**What the exercise asks**
Look through the data for the string "label". Copy every line where it is found.

**Data listing**
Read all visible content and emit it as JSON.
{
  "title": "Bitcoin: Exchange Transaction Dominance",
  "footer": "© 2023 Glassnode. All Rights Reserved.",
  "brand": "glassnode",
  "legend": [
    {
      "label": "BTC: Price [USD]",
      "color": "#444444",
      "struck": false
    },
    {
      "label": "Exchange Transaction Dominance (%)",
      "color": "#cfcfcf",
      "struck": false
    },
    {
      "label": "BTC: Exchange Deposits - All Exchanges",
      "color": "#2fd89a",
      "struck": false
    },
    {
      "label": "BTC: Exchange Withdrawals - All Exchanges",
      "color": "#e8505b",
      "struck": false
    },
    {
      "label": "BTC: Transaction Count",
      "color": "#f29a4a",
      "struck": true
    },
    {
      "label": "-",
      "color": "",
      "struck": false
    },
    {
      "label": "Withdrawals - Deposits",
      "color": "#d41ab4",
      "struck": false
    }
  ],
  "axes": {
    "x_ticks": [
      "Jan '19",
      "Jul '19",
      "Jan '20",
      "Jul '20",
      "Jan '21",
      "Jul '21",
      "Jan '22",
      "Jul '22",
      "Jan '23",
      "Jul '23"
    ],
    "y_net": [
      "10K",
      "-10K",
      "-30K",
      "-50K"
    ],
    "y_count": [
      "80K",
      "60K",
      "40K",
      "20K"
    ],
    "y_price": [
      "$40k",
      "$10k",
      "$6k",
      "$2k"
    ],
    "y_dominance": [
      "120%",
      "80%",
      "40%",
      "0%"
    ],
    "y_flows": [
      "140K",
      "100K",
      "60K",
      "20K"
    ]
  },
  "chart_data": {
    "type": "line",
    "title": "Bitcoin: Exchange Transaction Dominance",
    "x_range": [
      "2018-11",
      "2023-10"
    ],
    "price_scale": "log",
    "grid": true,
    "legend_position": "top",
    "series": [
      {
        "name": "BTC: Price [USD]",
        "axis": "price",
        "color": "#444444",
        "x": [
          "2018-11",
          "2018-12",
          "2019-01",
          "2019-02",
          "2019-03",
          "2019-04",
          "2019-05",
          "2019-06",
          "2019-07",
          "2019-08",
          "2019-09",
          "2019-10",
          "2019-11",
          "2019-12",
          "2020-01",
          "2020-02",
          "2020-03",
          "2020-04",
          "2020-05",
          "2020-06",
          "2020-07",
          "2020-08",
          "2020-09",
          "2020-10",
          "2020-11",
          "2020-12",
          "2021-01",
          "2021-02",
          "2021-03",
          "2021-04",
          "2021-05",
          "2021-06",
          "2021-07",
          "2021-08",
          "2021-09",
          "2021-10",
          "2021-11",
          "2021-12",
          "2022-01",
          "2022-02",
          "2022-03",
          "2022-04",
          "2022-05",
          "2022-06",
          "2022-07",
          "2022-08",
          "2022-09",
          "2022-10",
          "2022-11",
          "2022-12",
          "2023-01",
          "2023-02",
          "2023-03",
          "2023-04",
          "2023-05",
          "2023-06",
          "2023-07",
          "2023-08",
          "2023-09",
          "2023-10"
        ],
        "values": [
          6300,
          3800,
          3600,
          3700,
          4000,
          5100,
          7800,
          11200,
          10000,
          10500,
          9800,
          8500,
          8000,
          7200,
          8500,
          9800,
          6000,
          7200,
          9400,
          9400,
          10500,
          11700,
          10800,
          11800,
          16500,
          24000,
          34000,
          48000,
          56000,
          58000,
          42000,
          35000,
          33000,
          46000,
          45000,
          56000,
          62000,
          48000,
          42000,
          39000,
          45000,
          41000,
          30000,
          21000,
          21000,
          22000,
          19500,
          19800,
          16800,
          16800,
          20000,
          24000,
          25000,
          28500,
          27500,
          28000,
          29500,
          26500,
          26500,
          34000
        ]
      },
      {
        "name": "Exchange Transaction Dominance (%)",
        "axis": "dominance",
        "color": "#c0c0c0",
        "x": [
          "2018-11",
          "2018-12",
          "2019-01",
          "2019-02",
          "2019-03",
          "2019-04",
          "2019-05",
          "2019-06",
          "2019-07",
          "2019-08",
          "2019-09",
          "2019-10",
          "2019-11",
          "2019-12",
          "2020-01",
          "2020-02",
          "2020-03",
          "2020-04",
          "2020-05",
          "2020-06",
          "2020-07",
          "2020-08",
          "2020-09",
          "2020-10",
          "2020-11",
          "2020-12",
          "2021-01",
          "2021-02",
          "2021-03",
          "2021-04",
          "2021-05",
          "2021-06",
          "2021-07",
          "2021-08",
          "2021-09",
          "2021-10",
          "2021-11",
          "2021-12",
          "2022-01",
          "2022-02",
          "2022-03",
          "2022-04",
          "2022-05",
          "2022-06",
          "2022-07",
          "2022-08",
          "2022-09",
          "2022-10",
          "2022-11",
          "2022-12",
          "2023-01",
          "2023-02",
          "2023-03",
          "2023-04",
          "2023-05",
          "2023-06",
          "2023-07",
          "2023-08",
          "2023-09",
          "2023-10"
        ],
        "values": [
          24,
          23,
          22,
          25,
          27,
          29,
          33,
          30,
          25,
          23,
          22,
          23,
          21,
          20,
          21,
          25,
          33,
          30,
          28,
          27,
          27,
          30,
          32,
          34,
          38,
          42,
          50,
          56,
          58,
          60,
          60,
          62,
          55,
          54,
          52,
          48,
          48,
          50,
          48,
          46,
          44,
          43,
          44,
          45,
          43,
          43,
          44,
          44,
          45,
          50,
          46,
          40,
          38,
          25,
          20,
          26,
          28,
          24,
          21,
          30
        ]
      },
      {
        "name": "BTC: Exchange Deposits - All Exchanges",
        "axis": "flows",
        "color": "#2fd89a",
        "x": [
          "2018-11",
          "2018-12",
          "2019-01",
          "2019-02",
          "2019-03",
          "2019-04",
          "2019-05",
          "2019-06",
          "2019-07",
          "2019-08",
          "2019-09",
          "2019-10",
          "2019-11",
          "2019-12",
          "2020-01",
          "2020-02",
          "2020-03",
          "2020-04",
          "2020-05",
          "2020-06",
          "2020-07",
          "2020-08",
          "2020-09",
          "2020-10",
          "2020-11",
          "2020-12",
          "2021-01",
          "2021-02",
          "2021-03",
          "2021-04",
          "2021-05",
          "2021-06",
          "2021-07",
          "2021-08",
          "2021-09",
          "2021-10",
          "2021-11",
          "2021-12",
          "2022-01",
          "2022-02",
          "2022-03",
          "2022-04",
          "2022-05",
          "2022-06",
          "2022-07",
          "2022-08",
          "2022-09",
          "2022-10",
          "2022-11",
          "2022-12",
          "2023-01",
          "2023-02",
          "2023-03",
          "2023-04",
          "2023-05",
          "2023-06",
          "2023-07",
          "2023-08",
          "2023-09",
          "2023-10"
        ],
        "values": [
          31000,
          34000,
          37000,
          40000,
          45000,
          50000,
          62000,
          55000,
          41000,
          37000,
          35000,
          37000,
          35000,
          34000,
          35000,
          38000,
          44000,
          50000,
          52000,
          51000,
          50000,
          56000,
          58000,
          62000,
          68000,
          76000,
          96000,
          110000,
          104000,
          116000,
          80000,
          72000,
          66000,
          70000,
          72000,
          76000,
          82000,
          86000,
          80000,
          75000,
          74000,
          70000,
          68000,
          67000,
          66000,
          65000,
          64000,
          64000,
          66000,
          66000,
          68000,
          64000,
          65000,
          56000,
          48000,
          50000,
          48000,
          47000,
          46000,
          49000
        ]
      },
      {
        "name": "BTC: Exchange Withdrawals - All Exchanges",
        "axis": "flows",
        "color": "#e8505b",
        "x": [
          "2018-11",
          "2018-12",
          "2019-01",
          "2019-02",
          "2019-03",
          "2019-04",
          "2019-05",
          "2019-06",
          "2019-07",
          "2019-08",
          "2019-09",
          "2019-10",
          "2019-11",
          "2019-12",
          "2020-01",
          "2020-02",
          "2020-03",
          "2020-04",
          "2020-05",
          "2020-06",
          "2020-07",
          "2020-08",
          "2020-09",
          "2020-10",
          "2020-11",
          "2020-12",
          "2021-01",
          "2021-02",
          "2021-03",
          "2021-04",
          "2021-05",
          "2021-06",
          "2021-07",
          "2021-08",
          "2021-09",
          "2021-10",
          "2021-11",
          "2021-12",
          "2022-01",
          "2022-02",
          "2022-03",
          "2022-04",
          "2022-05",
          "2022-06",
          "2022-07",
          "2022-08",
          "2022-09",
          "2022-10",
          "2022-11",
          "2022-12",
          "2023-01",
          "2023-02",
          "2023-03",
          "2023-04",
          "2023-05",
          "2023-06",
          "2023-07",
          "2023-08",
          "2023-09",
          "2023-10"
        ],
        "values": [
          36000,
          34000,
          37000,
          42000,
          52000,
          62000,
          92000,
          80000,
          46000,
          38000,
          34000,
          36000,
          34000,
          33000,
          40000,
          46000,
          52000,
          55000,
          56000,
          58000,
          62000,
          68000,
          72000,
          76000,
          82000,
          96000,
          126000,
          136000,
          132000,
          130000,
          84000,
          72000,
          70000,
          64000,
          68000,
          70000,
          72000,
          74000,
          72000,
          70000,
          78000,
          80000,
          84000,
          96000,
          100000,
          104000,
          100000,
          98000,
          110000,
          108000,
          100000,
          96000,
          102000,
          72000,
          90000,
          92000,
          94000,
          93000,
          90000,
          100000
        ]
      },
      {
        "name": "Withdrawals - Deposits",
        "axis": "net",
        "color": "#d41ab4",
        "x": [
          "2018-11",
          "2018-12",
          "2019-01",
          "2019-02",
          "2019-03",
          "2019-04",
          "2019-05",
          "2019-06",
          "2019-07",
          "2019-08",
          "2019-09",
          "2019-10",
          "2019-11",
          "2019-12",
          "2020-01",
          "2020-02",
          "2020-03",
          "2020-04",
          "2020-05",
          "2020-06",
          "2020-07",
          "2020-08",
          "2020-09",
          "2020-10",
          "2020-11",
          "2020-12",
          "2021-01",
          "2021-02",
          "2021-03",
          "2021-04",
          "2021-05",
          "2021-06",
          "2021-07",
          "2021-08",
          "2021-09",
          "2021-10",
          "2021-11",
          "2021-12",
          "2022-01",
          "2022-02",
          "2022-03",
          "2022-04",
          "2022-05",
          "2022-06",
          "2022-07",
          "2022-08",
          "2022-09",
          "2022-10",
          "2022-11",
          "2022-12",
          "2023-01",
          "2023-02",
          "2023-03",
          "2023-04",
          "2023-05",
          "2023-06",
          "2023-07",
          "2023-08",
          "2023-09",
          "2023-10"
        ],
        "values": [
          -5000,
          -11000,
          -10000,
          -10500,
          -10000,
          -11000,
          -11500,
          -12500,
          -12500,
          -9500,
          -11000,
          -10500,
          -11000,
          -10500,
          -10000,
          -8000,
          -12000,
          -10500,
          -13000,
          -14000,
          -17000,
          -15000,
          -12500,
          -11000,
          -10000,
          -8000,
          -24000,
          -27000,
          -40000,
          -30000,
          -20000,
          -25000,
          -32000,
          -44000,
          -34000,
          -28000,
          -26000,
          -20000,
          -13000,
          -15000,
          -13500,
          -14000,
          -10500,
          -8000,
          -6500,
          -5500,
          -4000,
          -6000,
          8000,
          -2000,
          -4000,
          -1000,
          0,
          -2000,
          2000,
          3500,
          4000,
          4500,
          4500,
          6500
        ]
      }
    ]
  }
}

**Right answer**
      "label": "BTC: Price [USD]",
      "label": "Exchange Transaction Dominance (%)",
      "label": "BTC: Exchange Deposits - All Exchanges",
      "label": "BTC: Exchange Withdrawals - All Exchanges",
      "label": "BTC: Transaction Count",
      "label": "-",
      "label": "Withdrawals - Deposits",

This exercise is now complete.